Exercise brief: List all the lines in these records that hold "Field".
## START
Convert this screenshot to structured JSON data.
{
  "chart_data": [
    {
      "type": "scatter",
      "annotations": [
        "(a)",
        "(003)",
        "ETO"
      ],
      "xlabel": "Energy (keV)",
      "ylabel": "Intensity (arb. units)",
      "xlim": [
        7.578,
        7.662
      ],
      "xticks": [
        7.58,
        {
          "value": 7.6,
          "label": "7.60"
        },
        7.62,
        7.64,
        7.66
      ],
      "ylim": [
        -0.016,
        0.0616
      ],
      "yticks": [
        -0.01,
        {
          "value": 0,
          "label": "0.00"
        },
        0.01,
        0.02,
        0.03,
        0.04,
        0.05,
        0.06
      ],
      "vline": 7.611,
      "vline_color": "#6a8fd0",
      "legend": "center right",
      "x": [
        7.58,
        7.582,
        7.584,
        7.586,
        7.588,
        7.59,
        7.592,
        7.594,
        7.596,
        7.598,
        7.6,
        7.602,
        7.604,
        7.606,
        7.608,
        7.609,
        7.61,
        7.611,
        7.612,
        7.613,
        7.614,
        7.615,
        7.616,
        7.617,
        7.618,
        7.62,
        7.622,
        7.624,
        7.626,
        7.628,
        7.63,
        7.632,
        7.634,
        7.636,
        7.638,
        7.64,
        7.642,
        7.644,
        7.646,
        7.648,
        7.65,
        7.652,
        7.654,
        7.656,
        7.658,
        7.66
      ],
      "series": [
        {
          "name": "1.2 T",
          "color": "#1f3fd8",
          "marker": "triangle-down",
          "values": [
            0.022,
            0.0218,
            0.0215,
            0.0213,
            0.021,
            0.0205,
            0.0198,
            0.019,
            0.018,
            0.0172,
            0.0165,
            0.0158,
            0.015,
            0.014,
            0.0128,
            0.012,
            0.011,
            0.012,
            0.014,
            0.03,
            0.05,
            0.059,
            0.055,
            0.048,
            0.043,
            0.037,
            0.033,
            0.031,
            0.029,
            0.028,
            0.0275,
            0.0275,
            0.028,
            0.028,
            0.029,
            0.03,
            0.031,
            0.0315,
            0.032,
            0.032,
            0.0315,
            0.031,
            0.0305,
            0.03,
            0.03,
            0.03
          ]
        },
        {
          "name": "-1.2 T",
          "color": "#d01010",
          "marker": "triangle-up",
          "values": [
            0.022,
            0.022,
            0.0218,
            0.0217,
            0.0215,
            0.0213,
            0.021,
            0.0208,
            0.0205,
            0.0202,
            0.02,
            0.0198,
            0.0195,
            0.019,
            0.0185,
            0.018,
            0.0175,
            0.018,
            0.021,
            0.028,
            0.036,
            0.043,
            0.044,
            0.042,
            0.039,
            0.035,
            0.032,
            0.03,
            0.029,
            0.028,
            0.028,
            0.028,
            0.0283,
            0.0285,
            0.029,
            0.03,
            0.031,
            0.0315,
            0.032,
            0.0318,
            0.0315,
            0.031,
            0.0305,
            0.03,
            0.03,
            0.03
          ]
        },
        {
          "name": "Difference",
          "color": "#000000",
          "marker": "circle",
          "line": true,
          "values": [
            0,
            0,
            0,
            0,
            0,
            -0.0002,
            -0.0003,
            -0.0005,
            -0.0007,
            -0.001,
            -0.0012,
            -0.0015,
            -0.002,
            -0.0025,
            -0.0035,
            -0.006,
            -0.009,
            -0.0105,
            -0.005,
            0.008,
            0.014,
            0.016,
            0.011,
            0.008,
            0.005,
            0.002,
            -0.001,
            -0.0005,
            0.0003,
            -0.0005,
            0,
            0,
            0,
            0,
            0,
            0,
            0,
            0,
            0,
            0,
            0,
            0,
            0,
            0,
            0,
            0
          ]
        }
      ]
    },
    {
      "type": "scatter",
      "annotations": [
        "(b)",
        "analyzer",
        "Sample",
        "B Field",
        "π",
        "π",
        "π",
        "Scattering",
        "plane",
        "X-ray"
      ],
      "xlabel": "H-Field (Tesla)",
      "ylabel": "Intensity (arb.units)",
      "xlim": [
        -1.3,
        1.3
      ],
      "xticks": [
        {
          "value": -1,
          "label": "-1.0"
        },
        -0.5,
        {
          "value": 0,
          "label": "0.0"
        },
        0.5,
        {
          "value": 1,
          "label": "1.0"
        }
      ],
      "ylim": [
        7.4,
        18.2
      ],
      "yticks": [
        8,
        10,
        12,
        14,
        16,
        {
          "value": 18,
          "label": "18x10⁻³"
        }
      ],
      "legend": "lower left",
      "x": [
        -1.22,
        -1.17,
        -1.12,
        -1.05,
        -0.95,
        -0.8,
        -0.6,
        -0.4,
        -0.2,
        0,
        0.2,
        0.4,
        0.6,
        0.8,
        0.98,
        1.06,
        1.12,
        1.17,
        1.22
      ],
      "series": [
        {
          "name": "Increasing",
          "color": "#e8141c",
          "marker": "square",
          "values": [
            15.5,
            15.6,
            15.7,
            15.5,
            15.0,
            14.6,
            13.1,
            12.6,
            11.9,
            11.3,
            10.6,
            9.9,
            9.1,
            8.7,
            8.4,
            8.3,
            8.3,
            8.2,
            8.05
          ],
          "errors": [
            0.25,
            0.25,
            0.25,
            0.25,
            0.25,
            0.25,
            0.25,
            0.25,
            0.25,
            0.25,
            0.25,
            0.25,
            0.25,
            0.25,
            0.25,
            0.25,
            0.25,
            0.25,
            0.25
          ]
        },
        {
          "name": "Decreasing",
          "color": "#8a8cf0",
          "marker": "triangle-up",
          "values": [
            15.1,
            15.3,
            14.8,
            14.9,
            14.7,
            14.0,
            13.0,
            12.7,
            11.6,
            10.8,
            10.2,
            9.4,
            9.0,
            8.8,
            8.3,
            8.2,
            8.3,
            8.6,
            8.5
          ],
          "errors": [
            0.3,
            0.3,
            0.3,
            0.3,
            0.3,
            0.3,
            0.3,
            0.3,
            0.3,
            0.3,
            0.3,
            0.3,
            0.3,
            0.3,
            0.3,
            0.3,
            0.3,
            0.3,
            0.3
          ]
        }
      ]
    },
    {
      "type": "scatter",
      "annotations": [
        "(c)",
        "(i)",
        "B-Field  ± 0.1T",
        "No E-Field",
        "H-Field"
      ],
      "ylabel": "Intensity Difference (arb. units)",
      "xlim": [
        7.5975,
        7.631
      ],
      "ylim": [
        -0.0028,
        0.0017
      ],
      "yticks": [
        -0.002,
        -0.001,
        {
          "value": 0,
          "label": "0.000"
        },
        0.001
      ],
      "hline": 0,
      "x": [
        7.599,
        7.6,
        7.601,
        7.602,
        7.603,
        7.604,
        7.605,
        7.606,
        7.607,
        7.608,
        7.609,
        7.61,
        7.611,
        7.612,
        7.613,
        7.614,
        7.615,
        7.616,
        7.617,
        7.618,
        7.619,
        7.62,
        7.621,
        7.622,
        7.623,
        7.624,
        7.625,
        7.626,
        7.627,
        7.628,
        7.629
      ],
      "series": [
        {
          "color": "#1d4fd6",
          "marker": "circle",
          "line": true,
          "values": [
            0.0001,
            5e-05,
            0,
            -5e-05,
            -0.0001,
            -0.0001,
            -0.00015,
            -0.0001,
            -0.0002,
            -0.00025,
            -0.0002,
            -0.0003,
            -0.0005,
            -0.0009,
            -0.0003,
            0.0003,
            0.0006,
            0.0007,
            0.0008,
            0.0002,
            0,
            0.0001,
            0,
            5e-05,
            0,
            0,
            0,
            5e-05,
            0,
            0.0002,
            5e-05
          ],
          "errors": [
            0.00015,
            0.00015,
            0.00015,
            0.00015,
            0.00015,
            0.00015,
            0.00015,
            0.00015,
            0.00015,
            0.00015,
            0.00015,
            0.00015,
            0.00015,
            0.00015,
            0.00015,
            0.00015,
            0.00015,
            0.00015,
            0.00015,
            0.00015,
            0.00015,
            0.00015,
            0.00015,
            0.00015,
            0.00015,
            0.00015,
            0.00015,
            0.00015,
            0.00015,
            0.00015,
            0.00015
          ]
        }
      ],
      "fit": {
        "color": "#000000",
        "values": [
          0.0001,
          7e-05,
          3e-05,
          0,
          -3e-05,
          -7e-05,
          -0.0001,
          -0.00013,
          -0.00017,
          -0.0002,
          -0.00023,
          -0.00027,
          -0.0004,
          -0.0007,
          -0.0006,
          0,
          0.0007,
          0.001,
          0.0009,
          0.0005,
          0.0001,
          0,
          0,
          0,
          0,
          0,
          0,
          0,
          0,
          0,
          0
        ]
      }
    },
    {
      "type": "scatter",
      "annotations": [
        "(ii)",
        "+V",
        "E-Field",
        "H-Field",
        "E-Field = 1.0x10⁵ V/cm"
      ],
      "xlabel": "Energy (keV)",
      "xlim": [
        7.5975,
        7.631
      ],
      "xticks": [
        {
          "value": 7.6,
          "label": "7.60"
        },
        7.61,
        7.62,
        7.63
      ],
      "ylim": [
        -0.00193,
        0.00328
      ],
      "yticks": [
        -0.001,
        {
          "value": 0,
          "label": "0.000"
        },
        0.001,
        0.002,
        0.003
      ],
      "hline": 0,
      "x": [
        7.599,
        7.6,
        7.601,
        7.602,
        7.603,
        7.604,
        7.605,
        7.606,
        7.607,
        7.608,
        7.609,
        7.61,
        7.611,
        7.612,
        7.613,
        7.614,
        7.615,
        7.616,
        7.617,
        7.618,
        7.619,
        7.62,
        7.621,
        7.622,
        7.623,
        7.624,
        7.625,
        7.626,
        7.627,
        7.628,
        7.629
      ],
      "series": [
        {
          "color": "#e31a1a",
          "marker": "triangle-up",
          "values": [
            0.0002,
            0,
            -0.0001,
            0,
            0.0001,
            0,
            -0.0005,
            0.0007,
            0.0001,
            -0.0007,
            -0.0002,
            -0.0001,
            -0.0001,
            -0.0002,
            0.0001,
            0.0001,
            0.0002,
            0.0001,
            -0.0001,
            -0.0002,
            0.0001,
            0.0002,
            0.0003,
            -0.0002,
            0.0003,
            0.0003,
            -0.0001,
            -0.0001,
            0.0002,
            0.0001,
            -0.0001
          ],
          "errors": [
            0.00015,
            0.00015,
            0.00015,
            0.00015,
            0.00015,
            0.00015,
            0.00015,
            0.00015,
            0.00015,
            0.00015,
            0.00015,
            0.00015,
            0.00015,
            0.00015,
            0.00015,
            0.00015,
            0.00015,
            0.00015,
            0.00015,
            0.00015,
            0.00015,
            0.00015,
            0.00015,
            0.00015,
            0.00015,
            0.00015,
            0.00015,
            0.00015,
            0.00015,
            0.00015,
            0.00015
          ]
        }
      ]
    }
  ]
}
## END
The result:
        "B Field",
      "xlabel": "H-Field (Tesla)",
        "B-Field  ± 0.1T",
        "No E-Field",
        "H-Field"
        "E-Field",
        "H-Field",
        "E-Field = 1.0x10⁵ V/cm"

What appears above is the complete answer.